◆ PROMPT: The records that follow are to be repeated exactly, with the pictures removed.
::::::
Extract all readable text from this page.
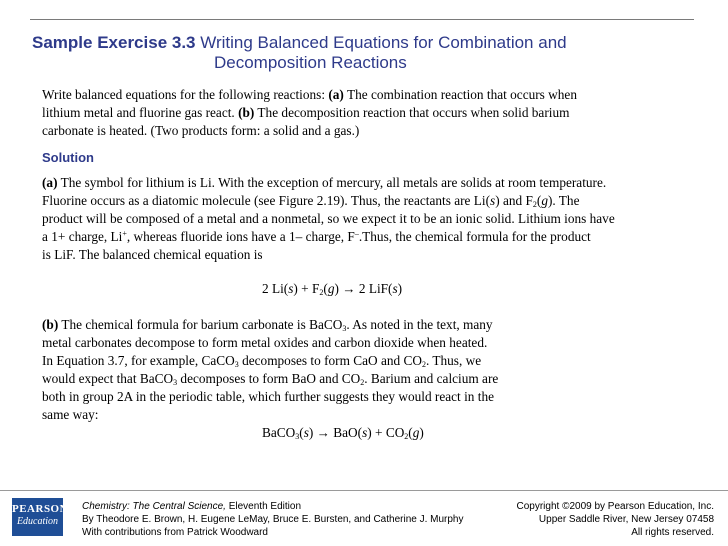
Sample Exercise 3.3 Writing Balanced Equations for Combination and
Decomposition Reactions

Write balanced equations for the following reactions: (a) The combination reaction that occurs when

lithium metal and fluorine gas react. (b) The decomposition reaction that occurs when solid barium

carbonate is heated. (Two products form: a solid and a gas.)

Solution

(a) The symbol for lithium is Li. With the exception of mercury, all metals are solids at room temperature.

Fluorine occurs as a diatomic molecule (see Figure 2.19). Thus, the reactants are Li(s) and $F_2(g)$. The

product will be composed of a metal and a nonmetal, so we expect it to be an ionic solid. Lithium ions have

a 1+ charge, Li+, whereas fluoride ions have a 1– charge, F–.Thus, the chemical formula for the product

is LiF. The balanced chemical equation is

2 $Li(s) + F_2(g) \to 2$ LiF(s)

(b) The chemical formula for barium carbonate is BaCO$_3$. As noted in the text, many

metal carbonates decompose to form metal oxides and carbon dioxide when heated.

In Equation 3.7, for example, CaCO$_3$ decomposes to form CaO and $CO_2$. Thus, we

would expect that BaCO$_3$ decomposes to form BaO and $CO_2$. Barium and calcium are

both in group 2A in the periodic table, which further suggests they would react in the

same way:

BaCO$_3$(s) → $BaO(s) + CO_2(g)$
PEARSON
Education
Chemistry: The Central Science, Eleventh Edition
By Theodore E. Brown, H. Eugene LeMay, Bruce E. Bursten, and Catherine J. Murphy
With contributions from Patrick Woodward
Copyright ©2009 by Pearson Education, Inc.
Upper Saddle River, New Jersey 07458
All rights reserved.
::::::
◆ EXERCISE RESPONSE:
Extract all readable text from this page.
Sample Exercise 3.3 Writing Balanced Equations for Combination and
Decomposition Reactions

Write balanced equations for the following reactions: (a) The combination reaction that occurs when

lithium metal and fluorine gas react. (b) The decomposition reaction that occurs when solid barium

carbonate is heated. (Two products form: a solid and a gas.)

Solution

(a) The symbol for lithium is Li. With the exception of mercury, all metals are solids at room temperature.

Fluorine occurs as a diatomic molecule (see Figure 2.19). Thus, the reactants are Li(s) and $F_2(g)$. The

product will be composed of a metal and a nonmetal, so we expect it to be an ionic solid. Lithium ions have

a 1+ charge, Li+, whereas fluoride ions have a 1– charge, F–.Thus, the chemical formula for the product

is LiF. The balanced chemical equation is

2 $Li(s) + F_2(g) \to 2$ LiF(s)

(b) The chemical formula for barium carbonate is BaCO$_3$. As noted in the text, many

metal carbonates decompose to form metal oxides and carbon dioxide when heated.

In Equation 3.7, for example, CaCO$_3$ decomposes to form CaO and $CO_2$. Thus, we

would expect that BaCO$_3$ decomposes to form BaO and $CO_2$. Barium and calcium are

both in group 2A in the periodic table, which further suggests they would react in the

same way:

BaCO$_3$(s) → $BaO(s) + CO_2(g)$
PEARSON
Education
Chemistry: The Central Science, Eleventh Edition
By Theodore E. Brown, H. Eugene LeMay, Bruce E. Bursten, and Catherine J. Murphy
With contributions from Patrick Woodward
Copyright ©2009 by Pearson Education, Inc.
Upper Saddle River, New Jersey 07458
All rights reserved.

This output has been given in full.